**YOUR OBJECTIVE:** Edit the stretch from the start of the lines through the line containing "cell-tot-value: 274 <box>940", changing every "sheet-gridline" to "grid-line" and keeping everything else the same.

Data records:
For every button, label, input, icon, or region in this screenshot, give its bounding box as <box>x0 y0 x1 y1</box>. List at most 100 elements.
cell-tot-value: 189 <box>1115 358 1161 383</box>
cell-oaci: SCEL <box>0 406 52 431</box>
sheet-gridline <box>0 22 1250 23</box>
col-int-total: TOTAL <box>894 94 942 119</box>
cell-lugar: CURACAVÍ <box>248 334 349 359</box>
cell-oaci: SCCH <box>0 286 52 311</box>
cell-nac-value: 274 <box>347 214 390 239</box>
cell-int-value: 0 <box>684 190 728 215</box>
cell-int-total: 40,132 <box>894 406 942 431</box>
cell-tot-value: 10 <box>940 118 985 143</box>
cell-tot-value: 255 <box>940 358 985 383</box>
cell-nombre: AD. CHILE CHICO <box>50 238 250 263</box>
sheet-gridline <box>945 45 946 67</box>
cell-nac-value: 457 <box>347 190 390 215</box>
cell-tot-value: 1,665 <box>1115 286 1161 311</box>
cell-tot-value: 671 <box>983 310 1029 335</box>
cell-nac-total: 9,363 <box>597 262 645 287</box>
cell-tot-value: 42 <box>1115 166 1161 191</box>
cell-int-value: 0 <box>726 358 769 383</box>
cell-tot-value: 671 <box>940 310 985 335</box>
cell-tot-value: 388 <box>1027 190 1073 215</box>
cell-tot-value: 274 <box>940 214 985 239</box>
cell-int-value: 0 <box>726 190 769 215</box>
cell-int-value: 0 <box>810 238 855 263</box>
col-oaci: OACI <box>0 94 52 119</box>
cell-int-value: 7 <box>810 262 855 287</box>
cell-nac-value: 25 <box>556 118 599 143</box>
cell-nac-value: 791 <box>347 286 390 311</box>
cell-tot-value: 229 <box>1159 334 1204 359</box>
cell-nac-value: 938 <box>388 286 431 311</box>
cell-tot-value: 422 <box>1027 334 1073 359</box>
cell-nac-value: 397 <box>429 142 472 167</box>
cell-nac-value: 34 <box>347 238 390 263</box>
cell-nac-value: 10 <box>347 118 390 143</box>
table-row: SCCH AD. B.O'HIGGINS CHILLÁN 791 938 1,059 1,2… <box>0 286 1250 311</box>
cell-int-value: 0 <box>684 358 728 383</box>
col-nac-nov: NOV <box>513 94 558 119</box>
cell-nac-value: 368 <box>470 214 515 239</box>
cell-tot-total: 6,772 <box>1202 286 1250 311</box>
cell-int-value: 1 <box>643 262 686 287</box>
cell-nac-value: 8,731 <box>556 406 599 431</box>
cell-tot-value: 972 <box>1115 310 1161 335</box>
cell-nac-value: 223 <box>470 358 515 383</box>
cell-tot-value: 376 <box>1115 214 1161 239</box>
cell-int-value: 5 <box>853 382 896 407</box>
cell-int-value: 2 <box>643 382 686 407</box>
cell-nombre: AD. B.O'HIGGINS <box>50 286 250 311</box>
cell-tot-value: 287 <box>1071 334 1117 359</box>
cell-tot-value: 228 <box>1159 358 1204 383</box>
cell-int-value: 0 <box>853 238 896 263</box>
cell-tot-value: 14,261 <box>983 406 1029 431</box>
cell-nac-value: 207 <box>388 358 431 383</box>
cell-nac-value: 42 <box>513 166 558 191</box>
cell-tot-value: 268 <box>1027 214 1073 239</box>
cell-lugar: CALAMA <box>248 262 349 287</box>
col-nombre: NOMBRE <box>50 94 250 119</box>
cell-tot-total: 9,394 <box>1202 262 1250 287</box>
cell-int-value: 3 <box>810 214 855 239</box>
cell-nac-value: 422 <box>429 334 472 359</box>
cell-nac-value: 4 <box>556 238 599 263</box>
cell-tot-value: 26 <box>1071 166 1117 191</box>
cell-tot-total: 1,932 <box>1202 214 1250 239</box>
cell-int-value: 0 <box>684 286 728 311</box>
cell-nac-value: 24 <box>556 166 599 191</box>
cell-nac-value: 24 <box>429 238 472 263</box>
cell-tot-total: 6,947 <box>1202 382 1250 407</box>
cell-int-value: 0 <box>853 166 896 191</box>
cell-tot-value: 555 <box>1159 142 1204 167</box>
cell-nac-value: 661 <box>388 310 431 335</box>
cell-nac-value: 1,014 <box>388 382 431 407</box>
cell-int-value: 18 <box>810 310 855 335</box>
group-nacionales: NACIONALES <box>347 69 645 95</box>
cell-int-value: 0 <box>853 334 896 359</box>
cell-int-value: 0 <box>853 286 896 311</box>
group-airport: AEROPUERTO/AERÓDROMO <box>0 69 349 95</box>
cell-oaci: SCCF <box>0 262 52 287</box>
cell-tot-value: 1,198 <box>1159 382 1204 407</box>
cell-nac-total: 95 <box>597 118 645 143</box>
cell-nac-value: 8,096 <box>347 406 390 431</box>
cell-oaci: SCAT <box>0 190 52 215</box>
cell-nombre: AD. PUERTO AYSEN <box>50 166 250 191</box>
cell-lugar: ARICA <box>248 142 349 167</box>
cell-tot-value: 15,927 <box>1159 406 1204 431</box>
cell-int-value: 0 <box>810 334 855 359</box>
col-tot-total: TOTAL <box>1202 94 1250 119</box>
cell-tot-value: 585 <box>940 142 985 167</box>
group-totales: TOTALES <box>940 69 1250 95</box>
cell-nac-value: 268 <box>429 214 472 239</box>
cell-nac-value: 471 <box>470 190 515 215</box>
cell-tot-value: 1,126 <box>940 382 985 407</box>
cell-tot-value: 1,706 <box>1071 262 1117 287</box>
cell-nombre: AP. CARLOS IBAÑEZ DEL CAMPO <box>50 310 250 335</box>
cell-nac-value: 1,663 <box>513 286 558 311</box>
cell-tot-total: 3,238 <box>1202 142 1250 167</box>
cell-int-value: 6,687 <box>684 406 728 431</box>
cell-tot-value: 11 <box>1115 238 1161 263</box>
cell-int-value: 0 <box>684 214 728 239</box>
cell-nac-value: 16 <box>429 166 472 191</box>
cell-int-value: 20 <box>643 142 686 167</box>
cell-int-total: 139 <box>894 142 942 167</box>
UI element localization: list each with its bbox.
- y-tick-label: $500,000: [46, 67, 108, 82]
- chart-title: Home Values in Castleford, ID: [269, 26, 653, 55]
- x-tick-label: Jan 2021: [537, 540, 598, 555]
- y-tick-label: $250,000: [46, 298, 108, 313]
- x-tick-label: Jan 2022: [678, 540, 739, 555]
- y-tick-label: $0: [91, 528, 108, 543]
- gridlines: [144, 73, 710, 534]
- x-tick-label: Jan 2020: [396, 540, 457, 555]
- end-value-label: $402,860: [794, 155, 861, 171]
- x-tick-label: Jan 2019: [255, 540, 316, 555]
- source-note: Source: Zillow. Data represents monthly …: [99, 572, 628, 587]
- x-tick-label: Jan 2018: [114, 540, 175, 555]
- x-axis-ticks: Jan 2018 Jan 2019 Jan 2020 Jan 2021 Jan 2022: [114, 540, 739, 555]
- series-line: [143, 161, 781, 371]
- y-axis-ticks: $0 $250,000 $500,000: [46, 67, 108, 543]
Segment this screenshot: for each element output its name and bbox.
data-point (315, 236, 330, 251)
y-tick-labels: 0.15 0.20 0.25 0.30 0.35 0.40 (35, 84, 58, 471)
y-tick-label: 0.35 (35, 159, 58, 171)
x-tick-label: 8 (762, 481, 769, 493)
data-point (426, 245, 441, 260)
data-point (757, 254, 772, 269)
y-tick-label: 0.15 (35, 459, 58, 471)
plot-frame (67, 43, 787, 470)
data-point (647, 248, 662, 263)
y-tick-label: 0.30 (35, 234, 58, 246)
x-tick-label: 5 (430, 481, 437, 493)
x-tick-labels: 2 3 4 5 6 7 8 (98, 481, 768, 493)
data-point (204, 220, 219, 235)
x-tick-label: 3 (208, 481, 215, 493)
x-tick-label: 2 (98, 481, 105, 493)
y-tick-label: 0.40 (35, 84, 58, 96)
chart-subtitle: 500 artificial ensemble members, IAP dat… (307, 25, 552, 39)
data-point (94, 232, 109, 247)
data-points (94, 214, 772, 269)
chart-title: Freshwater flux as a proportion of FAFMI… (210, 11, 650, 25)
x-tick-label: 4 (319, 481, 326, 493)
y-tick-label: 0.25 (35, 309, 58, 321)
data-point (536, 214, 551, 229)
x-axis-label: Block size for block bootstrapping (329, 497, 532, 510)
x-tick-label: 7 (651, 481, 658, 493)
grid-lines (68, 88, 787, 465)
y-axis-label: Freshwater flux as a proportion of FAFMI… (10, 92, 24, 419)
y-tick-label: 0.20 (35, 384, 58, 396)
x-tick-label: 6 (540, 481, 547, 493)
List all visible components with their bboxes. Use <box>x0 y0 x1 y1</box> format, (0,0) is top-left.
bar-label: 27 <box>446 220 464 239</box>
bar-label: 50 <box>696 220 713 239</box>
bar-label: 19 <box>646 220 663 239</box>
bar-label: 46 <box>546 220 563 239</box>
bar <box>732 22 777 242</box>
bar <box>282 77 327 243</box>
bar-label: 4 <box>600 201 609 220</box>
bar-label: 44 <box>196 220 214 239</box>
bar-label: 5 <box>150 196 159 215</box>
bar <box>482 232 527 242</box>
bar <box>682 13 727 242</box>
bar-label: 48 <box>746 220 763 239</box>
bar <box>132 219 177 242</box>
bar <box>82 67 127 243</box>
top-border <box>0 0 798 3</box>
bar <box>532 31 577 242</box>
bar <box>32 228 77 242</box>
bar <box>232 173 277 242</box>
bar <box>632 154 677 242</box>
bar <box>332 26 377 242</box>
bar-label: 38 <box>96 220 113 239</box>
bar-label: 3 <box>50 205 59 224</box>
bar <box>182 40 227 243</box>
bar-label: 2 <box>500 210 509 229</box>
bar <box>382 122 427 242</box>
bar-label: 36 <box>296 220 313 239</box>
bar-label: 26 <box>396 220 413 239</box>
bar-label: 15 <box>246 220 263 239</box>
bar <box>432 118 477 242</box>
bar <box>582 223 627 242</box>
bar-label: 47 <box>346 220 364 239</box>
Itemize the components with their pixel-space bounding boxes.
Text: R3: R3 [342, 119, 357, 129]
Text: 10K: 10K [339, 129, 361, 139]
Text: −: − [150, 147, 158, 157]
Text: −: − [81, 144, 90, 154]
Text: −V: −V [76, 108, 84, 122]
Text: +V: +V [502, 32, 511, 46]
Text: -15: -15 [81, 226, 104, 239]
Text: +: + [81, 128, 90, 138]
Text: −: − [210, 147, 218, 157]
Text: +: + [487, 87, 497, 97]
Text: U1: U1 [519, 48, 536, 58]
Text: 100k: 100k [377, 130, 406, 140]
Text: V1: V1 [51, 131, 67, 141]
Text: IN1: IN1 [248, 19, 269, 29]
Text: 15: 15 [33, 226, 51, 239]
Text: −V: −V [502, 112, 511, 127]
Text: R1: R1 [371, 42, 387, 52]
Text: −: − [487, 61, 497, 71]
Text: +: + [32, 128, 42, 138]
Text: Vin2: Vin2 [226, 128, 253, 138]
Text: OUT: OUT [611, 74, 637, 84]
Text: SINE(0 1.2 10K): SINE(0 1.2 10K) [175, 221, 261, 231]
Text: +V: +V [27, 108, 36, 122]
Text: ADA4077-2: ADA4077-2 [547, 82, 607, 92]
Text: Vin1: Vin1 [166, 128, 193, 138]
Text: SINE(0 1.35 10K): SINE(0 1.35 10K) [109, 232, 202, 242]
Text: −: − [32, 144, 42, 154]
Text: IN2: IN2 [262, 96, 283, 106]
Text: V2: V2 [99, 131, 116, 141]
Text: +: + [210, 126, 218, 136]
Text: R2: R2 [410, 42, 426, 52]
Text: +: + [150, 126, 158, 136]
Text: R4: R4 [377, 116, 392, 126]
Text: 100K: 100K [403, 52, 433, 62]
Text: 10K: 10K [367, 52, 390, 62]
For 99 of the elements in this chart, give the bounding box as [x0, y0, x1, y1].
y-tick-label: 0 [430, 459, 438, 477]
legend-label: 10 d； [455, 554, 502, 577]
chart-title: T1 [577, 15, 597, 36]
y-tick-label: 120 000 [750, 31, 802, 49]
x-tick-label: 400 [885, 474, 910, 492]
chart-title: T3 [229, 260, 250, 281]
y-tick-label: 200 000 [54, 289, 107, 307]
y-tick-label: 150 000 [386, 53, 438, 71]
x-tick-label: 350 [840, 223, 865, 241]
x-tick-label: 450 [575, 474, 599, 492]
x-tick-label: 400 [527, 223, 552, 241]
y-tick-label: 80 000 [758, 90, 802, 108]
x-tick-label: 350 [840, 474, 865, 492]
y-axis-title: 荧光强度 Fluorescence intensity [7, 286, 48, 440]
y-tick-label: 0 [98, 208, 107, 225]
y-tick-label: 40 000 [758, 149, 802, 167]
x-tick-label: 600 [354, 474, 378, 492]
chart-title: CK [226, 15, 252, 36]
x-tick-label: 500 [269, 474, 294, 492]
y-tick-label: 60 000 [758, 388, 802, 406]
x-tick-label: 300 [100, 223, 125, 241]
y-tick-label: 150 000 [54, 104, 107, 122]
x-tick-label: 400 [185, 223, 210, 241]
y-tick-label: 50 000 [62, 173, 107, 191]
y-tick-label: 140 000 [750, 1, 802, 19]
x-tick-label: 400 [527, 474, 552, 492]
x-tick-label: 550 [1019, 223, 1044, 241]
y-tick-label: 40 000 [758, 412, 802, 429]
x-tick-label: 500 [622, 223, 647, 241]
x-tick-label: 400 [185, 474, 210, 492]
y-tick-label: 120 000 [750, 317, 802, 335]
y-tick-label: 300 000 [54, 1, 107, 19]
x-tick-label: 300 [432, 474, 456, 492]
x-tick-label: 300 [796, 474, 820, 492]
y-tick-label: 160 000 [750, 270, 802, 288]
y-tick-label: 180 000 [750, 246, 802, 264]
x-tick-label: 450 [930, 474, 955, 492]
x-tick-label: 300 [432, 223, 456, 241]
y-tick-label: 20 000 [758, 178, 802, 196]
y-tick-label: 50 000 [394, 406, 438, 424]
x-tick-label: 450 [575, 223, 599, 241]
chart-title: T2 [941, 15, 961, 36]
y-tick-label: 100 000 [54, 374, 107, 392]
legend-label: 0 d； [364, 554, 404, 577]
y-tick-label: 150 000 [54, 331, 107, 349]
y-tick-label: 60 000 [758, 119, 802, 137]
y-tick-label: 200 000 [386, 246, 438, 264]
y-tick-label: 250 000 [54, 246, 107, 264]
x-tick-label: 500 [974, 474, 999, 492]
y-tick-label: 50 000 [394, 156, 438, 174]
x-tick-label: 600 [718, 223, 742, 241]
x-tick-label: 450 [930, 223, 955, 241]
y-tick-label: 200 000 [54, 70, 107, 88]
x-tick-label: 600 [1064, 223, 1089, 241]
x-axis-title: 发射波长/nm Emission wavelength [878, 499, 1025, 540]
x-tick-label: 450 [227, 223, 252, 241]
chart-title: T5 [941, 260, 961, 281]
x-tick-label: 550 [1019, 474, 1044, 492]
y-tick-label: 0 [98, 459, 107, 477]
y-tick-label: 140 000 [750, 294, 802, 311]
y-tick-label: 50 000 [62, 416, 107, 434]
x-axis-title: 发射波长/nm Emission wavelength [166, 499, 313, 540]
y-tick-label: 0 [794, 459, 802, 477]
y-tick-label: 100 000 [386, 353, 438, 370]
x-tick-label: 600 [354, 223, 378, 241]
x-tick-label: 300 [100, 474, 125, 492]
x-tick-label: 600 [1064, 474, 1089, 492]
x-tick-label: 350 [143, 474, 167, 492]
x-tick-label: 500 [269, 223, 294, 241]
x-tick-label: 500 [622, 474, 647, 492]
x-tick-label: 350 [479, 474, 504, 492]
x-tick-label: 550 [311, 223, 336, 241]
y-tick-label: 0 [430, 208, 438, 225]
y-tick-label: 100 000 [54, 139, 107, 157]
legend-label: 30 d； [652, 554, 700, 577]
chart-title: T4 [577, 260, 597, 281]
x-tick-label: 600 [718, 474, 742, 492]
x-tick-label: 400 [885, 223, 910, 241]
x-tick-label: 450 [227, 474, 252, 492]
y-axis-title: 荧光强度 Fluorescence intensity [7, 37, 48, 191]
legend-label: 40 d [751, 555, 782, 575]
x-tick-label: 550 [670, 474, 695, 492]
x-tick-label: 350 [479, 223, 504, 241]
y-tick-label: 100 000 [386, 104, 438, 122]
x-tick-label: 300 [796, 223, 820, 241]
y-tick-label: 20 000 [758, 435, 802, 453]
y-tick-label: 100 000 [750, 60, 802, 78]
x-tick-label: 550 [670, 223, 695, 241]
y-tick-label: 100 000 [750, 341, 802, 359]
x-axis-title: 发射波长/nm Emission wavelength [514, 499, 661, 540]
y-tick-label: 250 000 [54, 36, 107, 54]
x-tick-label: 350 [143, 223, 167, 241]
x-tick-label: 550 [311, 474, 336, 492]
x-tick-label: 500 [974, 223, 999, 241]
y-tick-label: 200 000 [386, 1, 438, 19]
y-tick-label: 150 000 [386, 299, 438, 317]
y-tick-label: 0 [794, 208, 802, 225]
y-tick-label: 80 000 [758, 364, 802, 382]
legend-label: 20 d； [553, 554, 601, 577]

**WRITTEN REPLY:**
For every button, label, input, icon, or region in this screenshot, give its bounding box as <box>x0 y0 x1 y1</box>. List at most 100 elements.
cell-tot-value: 189 <box>1115 358 1161 383</box>
cell-oaci: SCEL <box>0 406 52 431</box>
grid-line <box>0 22 1250 23</box>
col-int-total: TOTAL <box>894 94 942 119</box>
cell-lugar: CURACAVÍ <box>248 334 349 359</box>
cell-oaci: SCCH <box>0 286 52 311</box>
cell-nac-value: 274 <box>347 214 390 239</box>
cell-int-value: 0 <box>684 190 728 215</box>
cell-int-total: 40,132 <box>894 406 942 431</box>
cell-tot-value: 10 <box>940 118 985 143</box>
cell-tot-value: 255 <box>940 358 985 383</box>
cell-nombre: AD. CHILE CHICO <box>50 238 250 263</box>
grid-line <box>945 45 946 67</box>
cell-nac-value: 457 <box>347 190 390 215</box>
cell-tot-value: 1,665 <box>1115 286 1161 311</box>
cell-tot-value: 671 <box>983 310 1029 335</box>
cell-nac-total: 9,363 <box>597 262 645 287</box>
cell-tot-value: 42 <box>1115 166 1161 191</box>
cell-int-value: 0 <box>726 358 769 383</box>
cell-tot-value: 671 <box>940 310 985 335</box>
cell-tot-value: 388 <box>1027 190 1073 215</box>
cell-tot-value: 274 <box>940 214 985 239</box>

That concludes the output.